■ Exercise text
Over the years, the architectural community has compromised exit designs and reduced the safety aspects once realized. The interpretation of having more than one means of egress has been bastardized by designing exits in a core design that meets code requirements but in effect are not truly remote from each other. The exits meet the travel distance of exit, but a person must negotiate his way back to the core of the structure to reach safety. An exit in the opposite direction is not offered. In high-rise residential occupancies, the two means of egress are exterior of the living spaces, meaning a person must be able to exit the apartment to reach an exit. Most apartments are designed with the kitchen facilities at or near the apartment entrance door. Statistics reflect that many fires originate in residential kitchen areas. Because of this fact, egress may be blocked by fire-negating access to the only means of egress (let alone a secondary means of egress).
Architects have phased out the design of fire towers (smokeproof stairwells) as exits because of the added space required for the intermediate vestibule and smoke shaft. This space has been calculated to generate increased revenue for profits rather than insurance against life safety. The fire service has requested that increased safety be designed into exits and the enhancing of the safety and operation of elevator shafts. Pressurizing stairwells and elevator shafts with the incorporation of elevator vestibules at each landing would not only enhance occupants’ safety within high-rise structures but would also add to firefighters’ safety and efficiency.

■ Task item
Write out the text on high-rise exit design word for word, starting with "Architects have phased" and going on through "safety and efficiency.".

■ Record set
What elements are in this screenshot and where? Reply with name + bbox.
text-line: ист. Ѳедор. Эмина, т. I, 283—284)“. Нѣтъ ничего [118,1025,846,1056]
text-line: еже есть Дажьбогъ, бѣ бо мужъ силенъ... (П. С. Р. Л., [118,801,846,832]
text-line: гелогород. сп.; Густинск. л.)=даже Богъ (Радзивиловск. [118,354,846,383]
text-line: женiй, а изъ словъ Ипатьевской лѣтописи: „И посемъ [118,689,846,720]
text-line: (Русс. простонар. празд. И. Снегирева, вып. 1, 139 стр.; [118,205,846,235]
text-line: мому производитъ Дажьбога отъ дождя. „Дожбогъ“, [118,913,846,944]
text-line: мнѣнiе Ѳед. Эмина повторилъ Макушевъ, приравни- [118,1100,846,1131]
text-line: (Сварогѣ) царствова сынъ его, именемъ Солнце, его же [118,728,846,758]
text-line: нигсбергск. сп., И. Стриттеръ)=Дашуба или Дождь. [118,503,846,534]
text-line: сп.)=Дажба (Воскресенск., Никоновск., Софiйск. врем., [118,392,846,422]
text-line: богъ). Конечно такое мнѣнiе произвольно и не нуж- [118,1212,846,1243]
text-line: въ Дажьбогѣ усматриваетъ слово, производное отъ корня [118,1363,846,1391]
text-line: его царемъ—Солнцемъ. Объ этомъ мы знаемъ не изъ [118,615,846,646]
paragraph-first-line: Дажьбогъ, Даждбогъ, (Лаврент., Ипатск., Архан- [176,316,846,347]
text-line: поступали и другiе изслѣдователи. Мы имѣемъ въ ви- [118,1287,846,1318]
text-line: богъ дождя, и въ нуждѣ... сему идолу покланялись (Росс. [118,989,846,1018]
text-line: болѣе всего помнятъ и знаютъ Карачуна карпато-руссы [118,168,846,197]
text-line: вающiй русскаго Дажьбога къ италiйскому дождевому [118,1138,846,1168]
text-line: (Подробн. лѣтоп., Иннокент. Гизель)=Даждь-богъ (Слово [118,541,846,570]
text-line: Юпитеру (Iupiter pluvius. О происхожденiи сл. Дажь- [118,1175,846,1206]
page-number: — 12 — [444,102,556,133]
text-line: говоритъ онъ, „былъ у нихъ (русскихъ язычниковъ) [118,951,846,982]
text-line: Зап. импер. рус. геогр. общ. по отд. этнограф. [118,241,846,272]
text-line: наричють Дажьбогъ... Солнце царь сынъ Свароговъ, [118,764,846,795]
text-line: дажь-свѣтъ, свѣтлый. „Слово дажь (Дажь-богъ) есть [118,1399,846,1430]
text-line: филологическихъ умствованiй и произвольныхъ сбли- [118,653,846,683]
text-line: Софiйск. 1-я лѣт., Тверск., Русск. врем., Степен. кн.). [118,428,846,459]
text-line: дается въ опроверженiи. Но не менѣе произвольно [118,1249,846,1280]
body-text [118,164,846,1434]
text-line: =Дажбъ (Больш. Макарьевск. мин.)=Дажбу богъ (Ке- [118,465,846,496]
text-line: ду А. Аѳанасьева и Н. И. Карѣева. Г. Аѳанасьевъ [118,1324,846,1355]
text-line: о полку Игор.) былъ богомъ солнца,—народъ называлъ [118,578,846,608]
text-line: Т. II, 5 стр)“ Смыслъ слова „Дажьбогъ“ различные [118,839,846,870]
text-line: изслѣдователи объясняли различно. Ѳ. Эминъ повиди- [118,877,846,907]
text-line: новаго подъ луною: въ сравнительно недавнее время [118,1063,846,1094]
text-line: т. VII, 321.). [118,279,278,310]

■ Task output
Architects have phased out the design of fire towers (smokeproof stairwells) as exits because of the added space required for the intermediate vestibule and smoke shaft. This space has been calculated to generate increased revenue for profits rather than insurance against life safety. The fire service has requested that increased safety be designed into exits and the enhancing of the safety and operation of elevator shafts. Pressurizing stairwells and elevator shafts with the incorporation of elevator vestibules at each landing would not only enhance occupants’ safety within high-rise structures but would also add to firefighters’ safety and efficiency.